Data items:

_ _ _ _ _ _ _

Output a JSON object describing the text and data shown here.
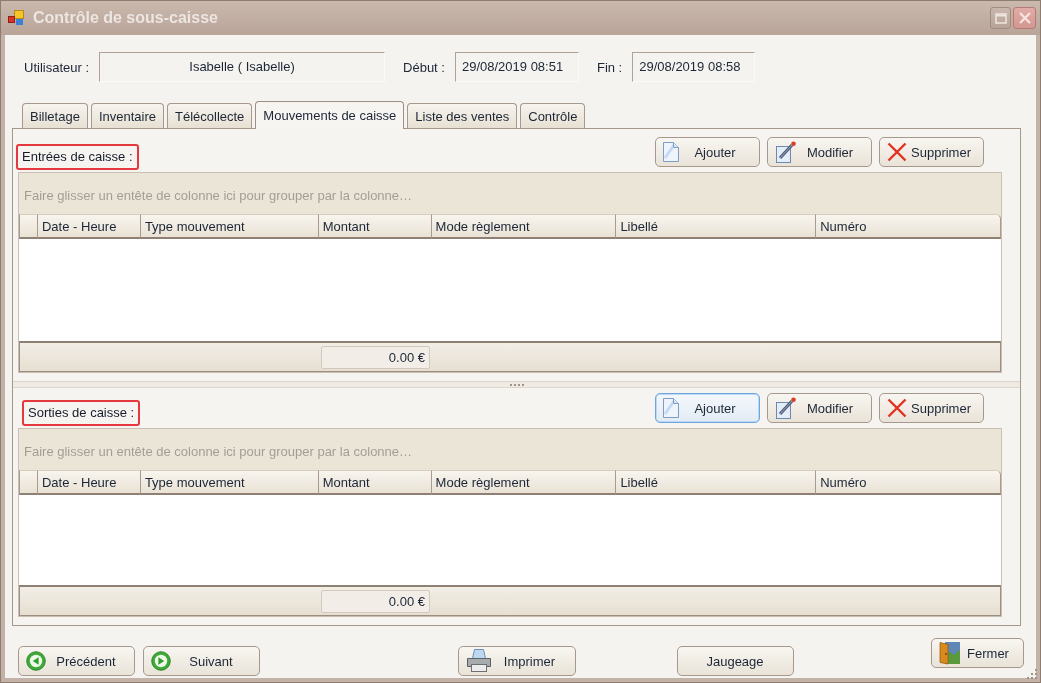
{
  "window": {
    "title": "Contrôle de sous-caisse"
  },
  "fields": [
    {
      "label": "Utilisateur :",
      "value": "Isabelle ( Isabelle)"
    },
    {
      "label": "Début :",
      "value": "29/08/2019 08:51"
    },
    {
      "label": "Fin :",
      "value": "29/08/2019 08:58"
    }
  ],
  "tabs": [
    {
      "label": "Billetage",
      "selected": false
    },
    {
      "label": "Inventaire",
      "selected": false
    },
    {
      "label": "Télécollecte",
      "selected": false
    },
    {
      "label": "Mouvements de caisse",
      "selected": true
    },
    {
      "label": "Liste des ventes",
      "selected": false
    },
    {
      "label": "Contrôle",
      "selected": false
    }
  ],
  "sections": [
    {
      "title": "Entrées de caisse :",
      "highlighted": true,
      "buttons": [
        {
          "label": "Ajouter",
          "focused": false
        },
        {
          "label": "Modifier",
          "focused": false
        },
        {
          "label": "Supprimer",
          "focused": false
        }
      ],
      "grid": {
        "group_hint": "Faire glisser un entête de colonne ici pour grouper par la colonne…",
        "columns": [
          "Date - Heure",
          "Type mouvement",
          "Montant",
          "Mode règlement",
          "Libellé",
          "Numéro"
        ],
        "total": "0.00 €"
      }
    },
    {
      "title": "Sorties de caisse :",
      "highlighted": true,
      "buttons": [
        {
          "label": "Ajouter",
          "focused": true
        },
        {
          "label": "Modifier",
          "focused": false
        },
        {
          "label": "Supprimer",
          "focused": false
        }
      ],
      "grid": {
        "group_hint": "Faire glisser un entête de colonne ici pour grouper par la colonne…",
        "columns": [
          "Date - Heure",
          "Type mouvement",
          "Montant",
          "Mode règlement",
          "Libellé",
          "Numéro"
        ],
        "total": "0.00 €"
      }
    }
  ],
  "footer_buttons": [
    {
      "label": "Précédent"
    },
    {
      "label": "Suivant"
    },
    {
      "label": "Imprimer"
    },
    {
      "label": "Jaugeage"
    },
    {
      "label": "Fermer"
    }
  ]
}
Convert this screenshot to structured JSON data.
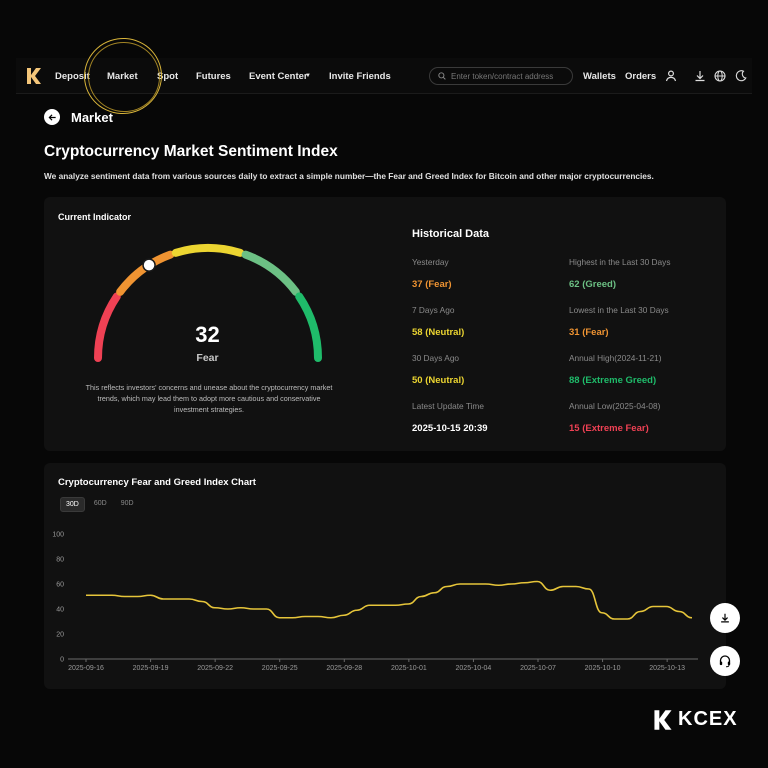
{
  "nav": {
    "items": [
      {
        "label": "Deposit",
        "x": 55
      },
      {
        "label": "Market",
        "x": 107
      },
      {
        "label": "Spot",
        "x": 157
      },
      {
        "label": "Futures",
        "x": 196
      },
      {
        "label": "Event Center",
        "x": 249
      },
      {
        "label": "Invite Friends",
        "x": 329
      }
    ],
    "search_placeholder": "Enter token/contract address",
    "wallets": "Wallets",
    "orders": "Orders"
  },
  "breadcrumb": "Market",
  "page": {
    "title": "Cryptocurrency Market Sentiment Index",
    "subtitle": "We analyze sentiment data from various sources daily to extract a simple number—the Fear and Greed Index for Bitcoin and other major cryptocurrencies."
  },
  "indicator": {
    "title": "Current Indicator",
    "value": "32",
    "level": 32,
    "label": "Fear",
    "description": "This reflects investors' concerns and unease about the cryptocurrency market trends, which may lead them to adopt more cautious and conservative investment strategies."
  },
  "history": {
    "title": "Historical Data",
    "rows": [
      {
        "k1": "Yesterday",
        "v1": "37 (Fear)",
        "c1": "#f09432",
        "k2": "Highest in the Last 30 Days",
        "v2": "62 (Greed)",
        "c2": "#6cc084"
      },
      {
        "k1": "7 Days Ago",
        "v1": "58 (Neutral)",
        "c1": "#ecd531",
        "k2": "Lowest in the Last 30 Days",
        "v2": "31 (Fear)",
        "c2": "#f09432"
      },
      {
        "k1": "30 Days Ago",
        "v1": "50 (Neutral)",
        "c1": "#ecd531",
        "k2": "Annual High(2024-11-21)",
        "v2": "88 (Extreme Greed)",
        "c2": "#1fbb6a"
      },
      {
        "k1": "Latest Update Time",
        "v1": "2025-10-15 20:39",
        "c1": "#ffffff",
        "k2": "Annual Low(2025-04-08)",
        "v2": "15 (Extreme Fear)",
        "c2": "#ef4154"
      }
    ]
  },
  "chart_section": {
    "title": "Cryptocurrency Fear and Greed Index Chart",
    "tabs": [
      "30D",
      "60D",
      "90D"
    ],
    "active_tab": "30D"
  },
  "chart_data": {
    "type": "line",
    "ylim": [
      0,
      100
    ],
    "yticks": [
      0,
      20,
      40,
      60,
      80,
      100
    ],
    "xtick_labels": [
      "2025-09-16",
      "2025-09-19",
      "2025-09-22",
      "2025-09-25",
      "2025-09-28",
      "2025-10-01",
      "2025-10-04",
      "2025-10-07",
      "2025-10-10",
      "2025-10-13"
    ],
    "series": [
      {
        "color": "#e6c53a",
        "values": [
          51,
          51,
          51,
          50,
          50,
          51,
          48,
          48,
          48,
          46,
          41,
          40,
          41,
          40,
          40,
          33,
          33,
          34,
          34,
          33,
          35,
          39,
          43,
          43,
          43,
          44,
          50,
          53,
          58,
          60,
          60,
          60,
          59,
          60,
          61,
          62,
          55,
          58,
          58,
          56,
          37,
          32,
          32,
          38,
          42,
          42,
          38,
          33
        ]
      }
    ]
  },
  "brand": {
    "name": "KCEX"
  }
}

_ _ _ _ _ _ _

WHAT YOU HAVE TO DO:
Transcribe the full listing above exactly, with the images removed.

CORRECT RESPONSE:
Output a JSON object describing the text and data shown here.
{
  "window": {
    "title": "Contrôle de sous-caisse"
  },
  "fields": [
    {
      "label": "Utilisateur :",
      "value": "Isabelle ( Isabelle)"
    },
    {
      "label": "Début :",
      "value": "29/08/2019 08:51"
    },
    {
      "label": "Fin :",
      "value": "29/08/2019 08:58"
    }
  ],
  "tabs": [
    {
      "label": "Billetage",
      "selected": false
    },
    {
      "label": "Inventaire",
      "selected": false
    },
    {
      "label": "Télécollecte",
      "selected": false
    },
    {
      "label": "Mouvements de caisse",
      "selected": true
    },
    {
      "label": "Liste des ventes",
      "selected": false
    },
    {
      "label": "Contrôle",
      "selected": false
    }
  ],
  "sections": [
    {
      "title": "Entrées de caisse :",
      "highlighted": true,
      "buttons": [
        {
          "label": "Ajouter",
          "focused": false
        },
        {
          "label": "Modifier",
          "focused": false
        },
        {
          "label": "Supprimer",
          "focused": false
        }
      ],
      "grid": {
        "group_hint": "Faire glisser un entête de colonne ici pour grouper par la colonne…",
        "columns": [
          "Date - Heure",
          "Type mouvement",
          "Montant",
          "Mode règlement",
          "Libellé",
          "Numéro"
        ],
        "total": "0.00 €"
      }
    },
    {
      "title": "Sorties de caisse :",
      "highlighted": true,
      "buttons": [
        {
          "label": "Ajouter",
          "focused": true
        },
        {
          "label": "Modifier",
          "focused": false
        },
        {
          "label": "Supprimer",
          "focused": false
        }
      ],
      "grid": {
        "group_hint": "Faire glisser un entête de colonne ici pour grouper par la colonne…",
        "columns": [
          "Date - Heure",
          "Type mouvement",
          "Montant",
          "Mode règlement",
          "Libellé",
          "Numéro"
        ],
        "total": "0.00 €"
      }
    }
  ],
  "footer_buttons": [
    {
      "label": "Précédent"
    },
    {
      "label": "Suivant"
    },
    {
      "label": "Imprimer"
    },
    {
      "label": "Jaugeage"
    },
    {
      "label": "Fermer"
    }
  ]
}
Convert this screenshot to structured JSON data.
{
  "nav": {
    "items": [
      {
        "label": "Deposit",
        "x": 55
      },
      {
        "label": "Market",
        "x": 107
      },
      {
        "label": "Spot",
        "x": 157
      },
      {
        "label": "Futures",
        "x": 196
      },
      {
        "label": "Event Center",
        "x": 249
      },
      {
        "label": "Invite Friends",
        "x": 329
      }
    ],
    "search_placeholder": "Enter token/contract address",
    "wallets": "Wallets",
    "orders": "Orders"
  },
  "breadcrumb": "Market",
  "page": {
    "title": "Cryptocurrency Market Sentiment Index",
    "subtitle": "We analyze sentiment data from various sources daily to extract a simple number—the Fear and Greed Index for Bitcoin and other major cryptocurrencies."
  },
  "indicator": {
    "title": "Current Indicator",
    "value": "32",
    "level": 32,
    "label": "Fear",
    "description": "This reflects investors' concerns and unease about the cryptocurrency market trends, which may lead them to adopt more cautious and conservative investment strategies."
  },
  "history": {
    "title": "Historical Data",
    "rows": [
      {
        "k1": "Yesterday",
        "v1": "37 (Fear)",
        "c1": "#f09432",
        "k2": "Highest in the Last 30 Days",
        "v2": "62 (Greed)",
        "c2": "#6cc084"
      },
      {
        "k1": "7 Days Ago",
        "v1": "58 (Neutral)",
        "c1": "#ecd531",
        "k2": "Lowest in the Last 30 Days",
        "v2": "31 (Fear)",
        "c2": "#f09432"
      },
      {
        "k1": "30 Days Ago",
        "v1": "50 (Neutral)",
        "c1": "#ecd531",
        "k2": "Annual High(2024-11-21)",
        "v2": "88 (Extreme Greed)",
        "c2": "#1fbb6a"
      },
      {
        "k1": "Latest Update Time",
        "v1": "2025-10-15 20:39",
        "c1": "#ffffff",
        "k2": "Annual Low(2025-04-08)",
        "v2": "15 (Extreme Fear)",
        "c2": "#ef4154"
      }
    ]
  },
  "chart_section": {
    "title": "Cryptocurrency Fear and Greed Index Chart",
    "tabs": [
      "30D",
      "60D",
      "90D"
    ],
    "active_tab": "30D"
  },
  "chart_data": {
    "type": "line",
    "ylim": [
      0,
      100
    ],
    "yticks": [
      0,
      20,
      40,
      60,
      80,
      100
    ],
    "xtick_labels": [
      "2025-09-16",
      "2025-09-19",
      "2025-09-22",
      "2025-09-25",
      "2025-09-28",
      "2025-10-01",
      "2025-10-04",
      "2025-10-07",
      "2025-10-10",
      "2025-10-13"
    ],
    "series": [
      {
        "color": "#e6c53a",
        "values": [
          51,
          51,
          51,
          50,
          50,
          51,
          48,
          48,
          48,
          46,
          41,
          40,
          41,
          40,
          40,
          33,
          33,
          34,
          34,
          33,
          35,
          39,
          43,
          43,
          43,
          44,
          50,
          53,
          58,
          60,
          60,
          60,
          59,
          60,
          61,
          62,
          55,
          58,
          58,
          56,
          37,
          32,
          32,
          38,
          42,
          42,
          38,
          33
        ]
      }
    ]
  },
  "brand": {
    "name": "KCEX"
  }
}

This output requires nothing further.